Data items
================

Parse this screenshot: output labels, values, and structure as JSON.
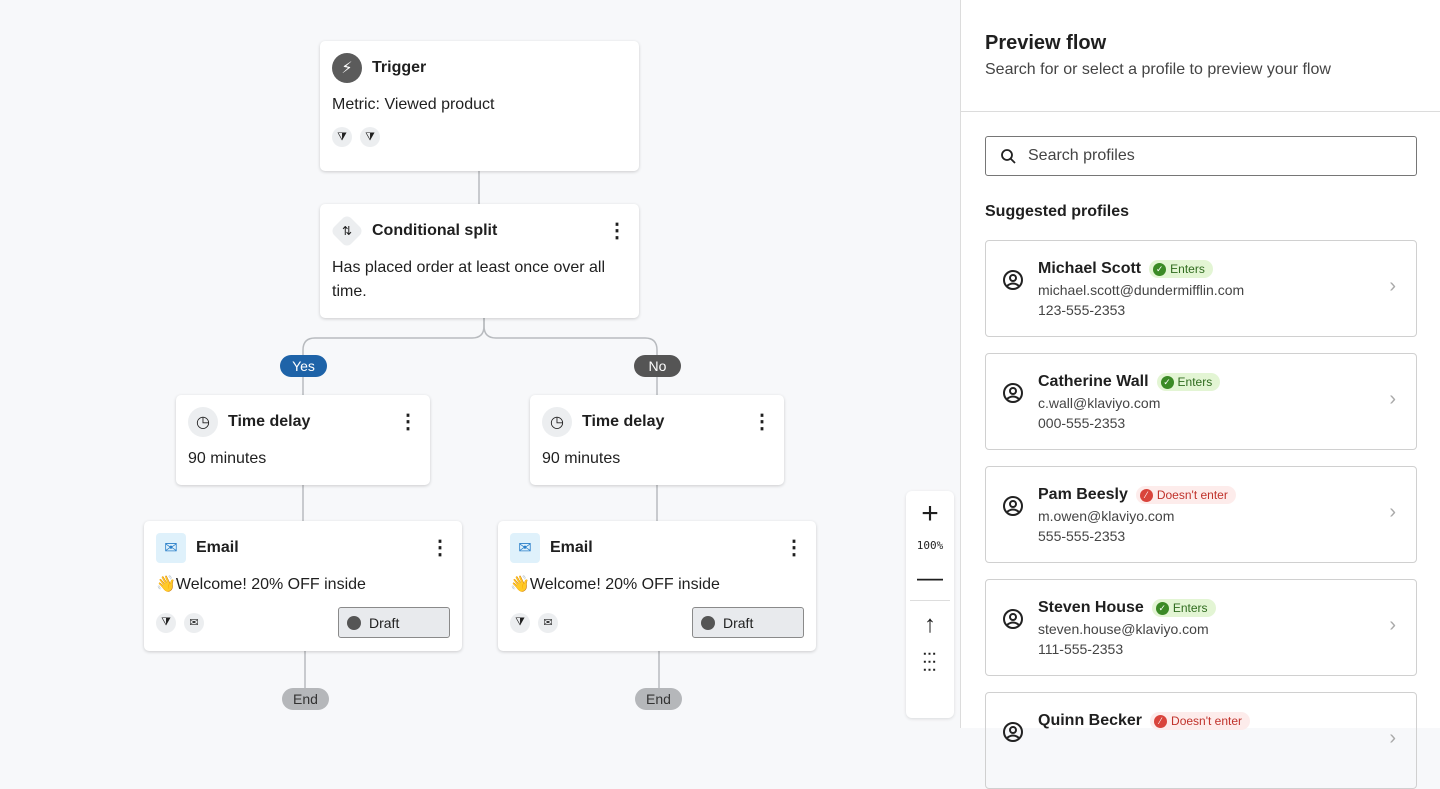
{
  "flow": {
    "trigger": {
      "title": "Trigger",
      "body": "Metric: Viewed product",
      "icons": [
        "trigger-filter-icon",
        "profile-filter-icon"
      ]
    },
    "split": {
      "title": "Conditional split",
      "body": "Has placed order at least once over all time."
    },
    "yes_label": "Yes",
    "no_label": "No",
    "branches": [
      {
        "delay": {
          "title": "Time delay",
          "body": "90 minutes"
        },
        "email": {
          "title": "Email",
          "emoji": "👋",
          "subject": "Welcome! 20% OFF inside",
          "status": "Draft"
        },
        "end": "End"
      },
      {
        "delay": {
          "title": "Time delay",
          "body": "90 minutes"
        },
        "email": {
          "title": "Email",
          "emoji": "👋",
          "subject": "Welcome! 20% OFF inside",
          "status": "Draft"
        },
        "end": "End"
      }
    ],
    "colors": {
      "yes": "#1e63a8",
      "no": "#555555",
      "end": "#b5b7ba"
    }
  },
  "zoom": {
    "level": "100%"
  },
  "panel": {
    "title": "Preview flow",
    "subtitle": "Search for or select a profile to preview your flow",
    "search_placeholder": "Search profiles",
    "suggested_label": "Suggested profiles",
    "profiles": [
      {
        "name": "Michael Scott",
        "status": "Enters",
        "email": "michael.scott@dundermifflin.com",
        "phone": "123-555-2353"
      },
      {
        "name": "Catherine Wall",
        "status": "Enters",
        "email": "c.wall@klaviyo.com",
        "phone": "000-555-2353"
      },
      {
        "name": "Pam Beesly",
        "status": "Doesn't enter",
        "email": "m.owen@klaviyo.com",
        "phone": "555-555-2353"
      },
      {
        "name": "Steven House",
        "status": "Enters",
        "email": "steven.house@klaviyo.com",
        "phone": "111-555-2353"
      },
      {
        "name": "Quinn Becker",
        "status": "Doesn't enter",
        "email": "",
        "phone": ""
      }
    ],
    "colors": {
      "enters_bg": "#e3f5d4",
      "enters_fg": "#2f6b1e",
      "enters_icon": "#3b8a26",
      "noenter_bg": "#fdeceb",
      "noenter_fg": "#c0322b"
    }
  }
}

================

### THE EXERCISE
Lines that hold the word "body" are the ones to return, every one of them.

### TASK OUTPUT
      "body": "Metric: Viewed product",
      "body": "Has placed order at least once over all time."
          "body": "90 minutes"
          "body": "90 minutes"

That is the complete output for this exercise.